**TEXTE FOURNI**.
Le Siècle daté du 6 mars 1905
A la Une : Accord entre le gouvernement et la commission au sujet du projet de loi relatif à la séparation des Eglises et de l’Etat. M. Briand a déposé son rapport sur le bureau de la Chambre

La Séparation et les Églises
NOTRE ENQUÊTE

    Nous avons publié les intéressantes déclarations faites à notre collaborateur Éric Besnard par l'évêque de Beauvais, M. Douais. Ce prélat publie aujourd'hui une "lettre de Mgr l'évêque de Beauvais à un député sur le "séparation et le pape".
    Cette lettre constitue le développement des exposées à notre collaborateur, elle forme donc la suite naturelle de l'interview déjà publiée :
    En voici les principaux passages :

J'entends beaucoup parler de la séparation : c'est un thème habituel ; on y revient chaque jour dans la presse et au Parlement. Mais j'entends peu parler de la liquidation, et pourtant, dans l'intérêt de la paix, il faudra une liquidation honnête. La pension en faveur des membres du clergé, prévue par le projet que nous connaissons, n'y est qu'à titre de mesure transitoire et non d'indemnité équivalente.
Appelez-la du nom que vous voudrez et serait-elle équivalente pour les prêtres en fonction leur vie durant, on ne peut y voir une liquidation. Une question d'ordre supérieure et d'honnêteté publique domine cette matière : c'est le respect des contrats.
    Un contrat synallagmatique a été passé entre l'Église et l'État, en 1802. Je dis un contrat, pour faire écho cette fois aux justes cris des adversaires de l'Église si un publiciste, mal renseigné, se permet de dire qu'en telle matière l'Église, étant souveraine n'a ni pu ni voulu s'engager.
    Les papes qui se sont succédés depuis 1802 se sont regardés comme tenus ; ils ont vu dans l'acte de 1802 un contrat synallagmatique contenant des obligations réciproques. Donc, en justice, le pape ne peut être mis systématiquement à l'écart de de la séparation. Il faut l'entente pour la préparer et la réaliser. Il est indispensable que le pape Pie X y donne son assentiment, de même que la signature du pape Pie VII fut indispensable pour rendre valable l'acte de 1802. Puisqu'il s'agit du culte et des biens de l'Église, c'est sa signature qui donna au contrat une valeur obligatoire devant la conscience catholique. Si aujourd'hui nous nous sentons chez nous dans nos églises, c'est parce que c'est la signature du pape, qui nous y a introduit, nous y maintient. Que la signature du pape manque à la séparation, nous la regarderons comme illégitime et violente, et nous ne sortirons pas de nos églises, où la même autorité nous retiendra.

**DONNÉES FOURNIES**.
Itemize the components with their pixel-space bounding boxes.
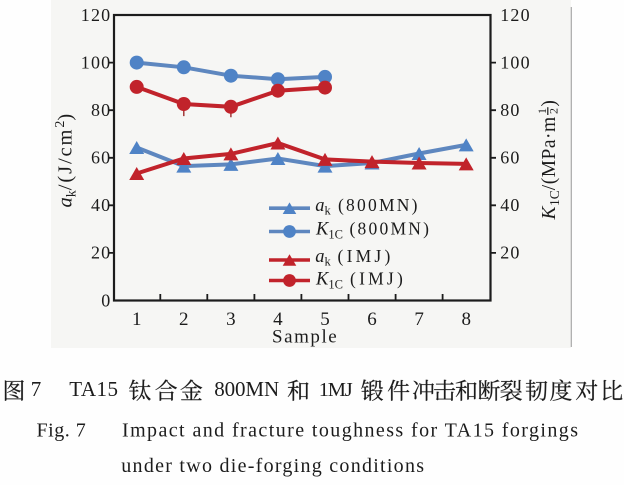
svg-text:3: 3 (226, 309, 236, 330)
svg-text:1MJ: 1MJ (319, 379, 353, 401)
svg-text:100: 100 (500, 52, 531, 72)
svg-text:ak: ak (315, 247, 331, 269)
svg-text:8: 8 (461, 309, 471, 330)
svg-text:6: 6 (367, 309, 377, 330)
svg-text:1: 1 (132, 309, 142, 330)
svg-text:ak/(J/cm2): ak/(J/cm2) (53, 114, 80, 208)
svg-text:0: 0 (101, 290, 111, 310)
svg-text:120: 120 (81, 5, 112, 25)
svg-text:4: 4 (273, 309, 283, 330)
svg-text:): ) (539, 100, 560, 107)
svg-text:under two die-forging conditio: under two die-forging conditions (121, 455, 424, 477)
svg-text:80: 80 (91, 100, 111, 120)
svg-text:60: 60 (91, 148, 111, 168)
svg-text:60: 60 (500, 148, 520, 168)
svg-text:20: 20 (91, 243, 111, 263)
svg-text:7: 7 (414, 309, 424, 330)
svg-text:Sample: Sample (272, 327, 337, 348)
svg-text:40: 40 (91, 195, 111, 215)
svg-text:(IMJ): (IMJ) (338, 246, 391, 266)
svg-text:ak: ak (315, 196, 331, 218)
svg-text:800MN: 800MN (214, 377, 279, 401)
svg-text:1: 1 (535, 108, 549, 114)
svg-text:K1C: K1C (315, 270, 343, 292)
svg-text:80: 80 (500, 100, 520, 120)
svg-text:7: 7 (31, 377, 42, 401)
svg-text:120: 120 (500, 5, 531, 25)
svg-text:Impact and fracture toughness: Impact and fracture toughness for TA15 f… (122, 419, 578, 441)
svg-text:2: 2 (547, 108, 561, 114)
svg-text:40: 40 (500, 195, 520, 215)
svg-text:2: 2 (179, 309, 189, 330)
svg-text:TA15: TA15 (69, 377, 118, 401)
svg-text:Fig. 7: Fig. 7 (37, 419, 86, 441)
svg-text:5: 5 (320, 309, 330, 330)
svg-text:20: 20 (500, 243, 520, 263)
svg-text:K1C: K1C (315, 220, 343, 242)
svg-text:K1C/(MPa·m: K1C/(MPa·m (539, 116, 562, 220)
svg-text:(IMJ): (IMJ) (350, 269, 403, 289)
svg-text:100: 100 (81, 52, 112, 72)
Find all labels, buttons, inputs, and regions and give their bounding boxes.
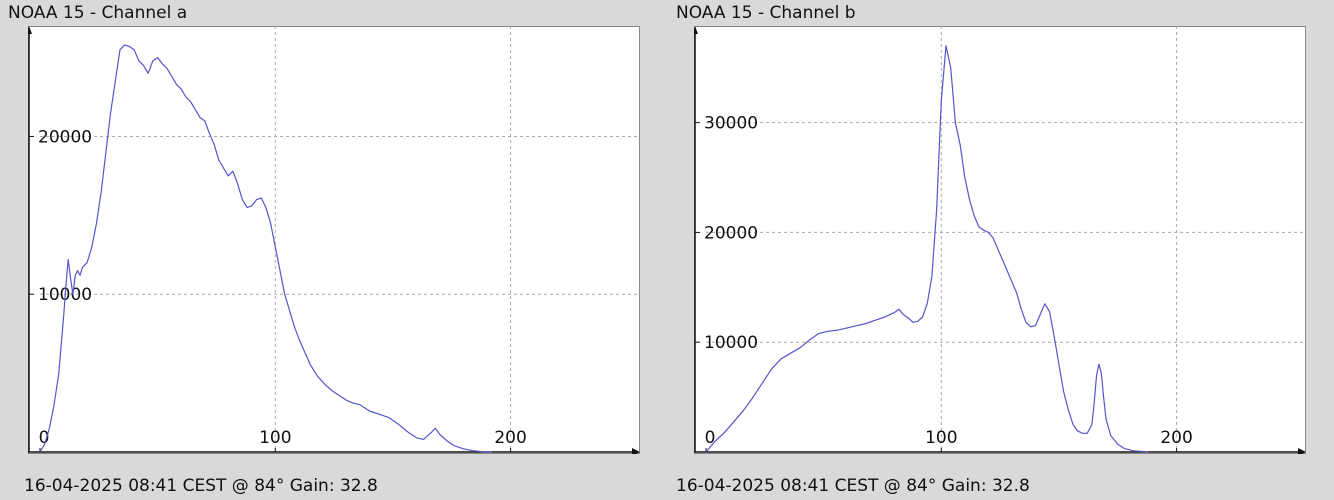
x-tick-label: 100 [925,428,957,448]
y-tick-label: 20000 [38,127,92,147]
x-tick-label: 100 [259,428,291,448]
plot-frame [694,26,1306,454]
x-tick-label: 200 [1160,428,1192,448]
series-line [705,45,1149,453]
line-chart-a: 01002001000020000y-axis [28,26,640,454]
y-tick-label: 30000 [704,114,758,134]
line-chart-b: 0100200100002000030000y-axis [694,26,1306,454]
chart-footer: 16-04-2025 08:41 CEST @ 84° Gain: 32.8 [24,476,378,496]
plot-frame [28,26,640,454]
series-line [39,44,492,453]
x-axis-arrow [632,448,640,454]
x-tick-label: 0 [39,428,50,448]
x-tick-label: 0 [705,428,716,448]
chart-title: NOAA 15 - Channel a [8,3,188,23]
y-tick-label: 20000 [704,223,758,243]
y-tick-label: 10000 [704,333,758,353]
y-axis-arrow [28,26,32,34]
chart-panel-a: NOAA 15 - Channel a 01002001000020000y-a… [8,3,640,496]
x-axis-arrow [1298,448,1306,454]
chart-title: NOAA 15 - Channel b [676,3,856,23]
chart-panel-b: NOAA 15 - Channel b 0 100 200 10000 20000 300… [667,0,1334,500]
chart-footer: 16-04-2025 08:41 CEST @ 84° Gain: 32.8 [676,476,1030,496]
x-tick-label: 200 [494,428,526,448]
y-axis-arrow [694,26,698,34]
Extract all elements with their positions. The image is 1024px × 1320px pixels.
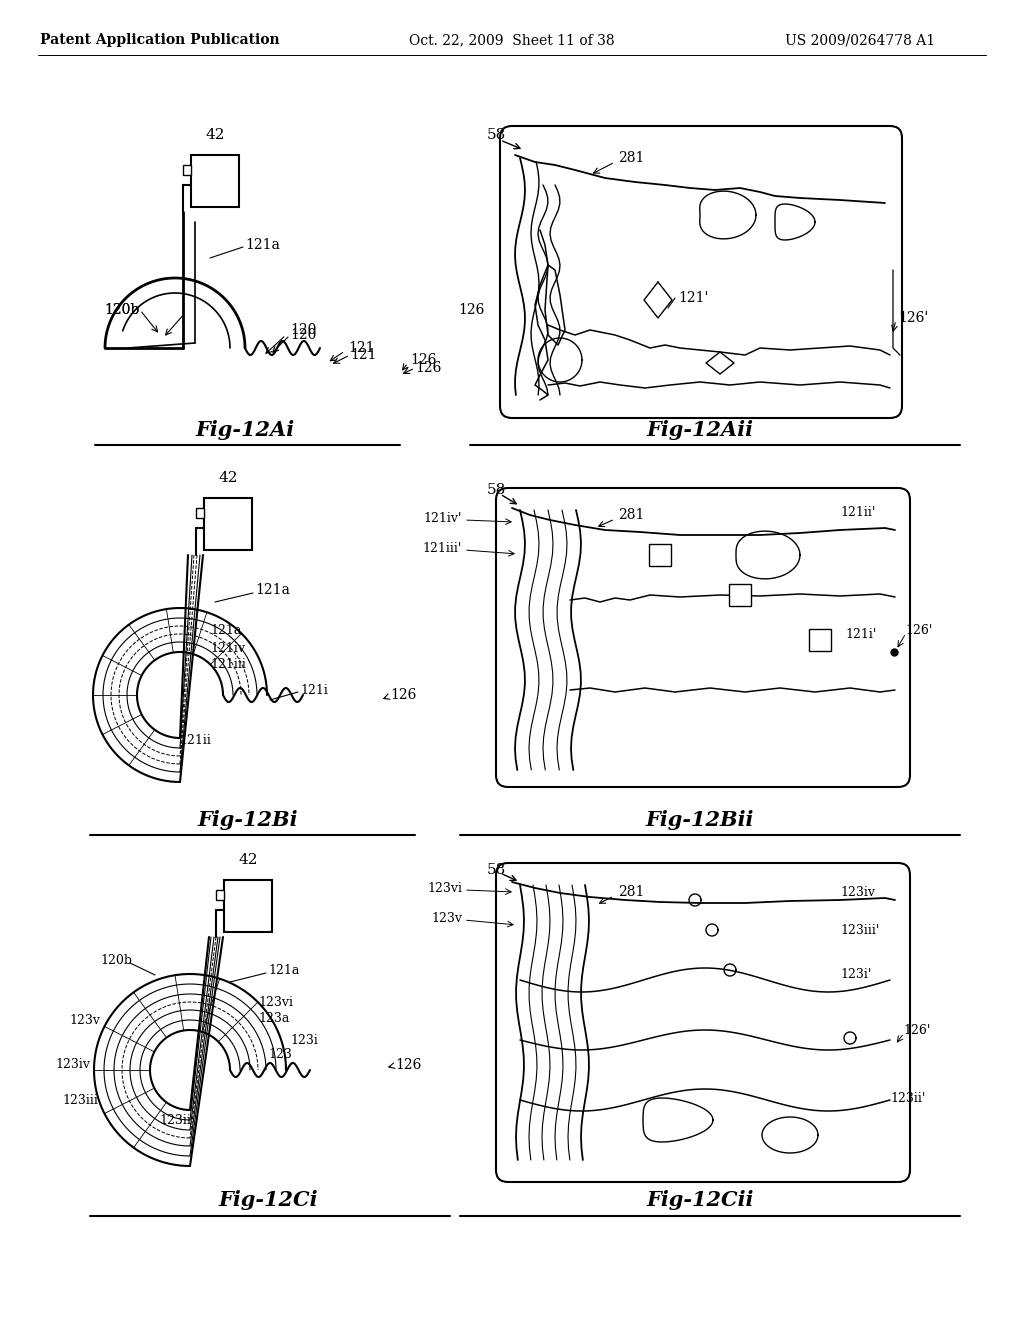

**CONSIGNES DE L'EXERCICE**.
1. Indiquez si chacune des affirmations suivantes concorde avec l'article sur la séparation, en répondant par oui ou par non et en citant les mots décisifs de l'article. (a) La lettre de l'évêque de Beauvais est présentée comme la suite naturelle de l'interview déjà publiée. (b) Selon la lettre, la pension prévue pour le clergé constitue une indemnité équivalente. (c) Le contrat entre l'Église et l'État a été passé en 1802.
2. Modifiez un passage de l'article sur la séparation : reproduisez-le depuis « J'entends beaucoup parler » jusqu'à « respect des contrats. » inclus, en remplaçant « paix » par « concorde ».
3. Poursuivez l'article sur la séparation des Églises et de l'État à partir de sa dernière phrase.

**RÉPONSES AUX CONSIGNES**.
1.
(a) Oui : « elle forme donc la suite naturelle de l'interview déjà publiée ».
(b) Non : « n'y est qu'à titre de mesure transitoire et non d'indemnité équivalente ».
(c) Oui : « Un contrat synallagmatique a été passé entre l'Église et l'État, en 1802. »

2.
J'entends beaucoup parler de la séparation : c'est un thème habituel ; on y revient chaque jour dans la presse et au Parlement. Mais j'entends peu parler de la liquidation, et pourtant, dans l'intérêt de la concorde, il faudra une liquidation honnête. La pension en faveur des membres du clergé, prévue par le projet que nous connaissons, n'y est qu'à titre de mesure transitoire et non d'indemnité équivalente.
Appelez-la du nom que vous voudrez et serait-elle équivalente pour les prêtres en fonction leur vie durant, on ne peut y voir une liquidation. Une question d'ordre supérieure et d'honnêteté publique domine cette matière : c'est le respect des contrats.

3.
    On n'a jamais vu l'une des deux parties liées par un contrat prétendre légitimement le rompre seule et à son profit. Les tribunaux prononcent entre les citoyens d'un même pays; c'est la sanction légale. Parce que le Saint-Siège ne peut pas en appeler à des juges constitués, le droit est-il moindre ou différent ? Voyez-vous le gouvernement d'une grande démocratie qui se flatte de ne chercher que la justice, violant tout le premier ce primordial principe ? Si la séparation se fait, tout le monde a intérêt à ce qu'elle se fasse à l'honneur de chacune des deux parties, l'Église et l'État. La paix ne peut exister qu'à cette condition. Que si l'État décide tout tout seul, arrange tout tout seul et nous impose les clauses de son arbitrage intéressé, la liquidation engendrera chaque jour les plus vifs dissentiments. Nous la subirons ; nous ne l'accepterons pas.
    Car, enfin, il y a la question des biens.
    D'abord les églises. L'article XII du Concordat les a mises à la disposition des évêques : usage à titre perpétuel équivalant à une restitution. On ne fera jamais croire que l'État ait pu autrement qu'à la suite d'une spoliation s'emparer des églises, des presbytères, des séminaires, des évêchés, bâtis par le clergé. En 1789, la Constituante mit les édifices à "la disposition de la nation" ; ce fut l'acte de spoliation ; le premier consul par le Concordat mit ces mêmes édifices à "la disposition des évêques" ; ainsi ils furent restitués. L'usage nous en appartient. C'est une espèce sur laquelle le pape et le gouvernement doivent se mettre d'accord. Si non, nous crierons sans cesse.
    De même et ensuite pour les traitements. On sait comment et pourquoi  ils furent assurés. La convention du 15 juillet 1801 porte :
    "XIII. - Sa Sainteté, pour le bien de la paix et l'heureux rétablissement de la religion catholique, déclare que ni elle ni ses successeurs ne troubleront en aucune manière les acquéreurs des biens ecclésiastiques aliénés, et qu'en conséquence la propriété de ces mêmes biens, les droits et revenus y attachés, demeureront incommutables entre leurs mains ou celles de leurs ayants-cause.
    "XIV. - Le gouvernement assurera un traitement convenable aux évêques et aux curés dont les diocèses et les cures seront compris dans la circonscription nouvelle."
    Aujourd'hui, il n'est pas loisible à l'État de répudier cette charge. Il ne le peut que d'accord avec le pape. Que le pape l'en exonère et lui donne quittance, alors, mais alors seulement, nous considérerons la séparation comme régulière, légitime et obligatoire. Autrement, le droit de l'Église sur "les biens aliéné" demeurera entier et nous considérerons l'État comme un injuste détenteur. Je n'ai pas le souci de l'honneur du gouvernement. A ses yeux, l'honneur compte pour beaucoup. Il a aussi entre ses mains l'honneur de la France.
    On ne blesse pas impunément le sentiment national : on l'a vu dans la triste affaire des délations. Mais que le gouvernement. Mais que le gouvernement supprime, en agissant seul, le budget des cultes, il passera pour un spoliateur. La liquidation lui sera reprochée ; elle se retournera contre lui ; il en pâtira. Nous la subirons, parce qu'il est la force ; mais nous réclamerons sans cesse, parce que nous seront le droit. Ce déni de justice, s'il se produisait, ne promettrait de beaux jours à personne.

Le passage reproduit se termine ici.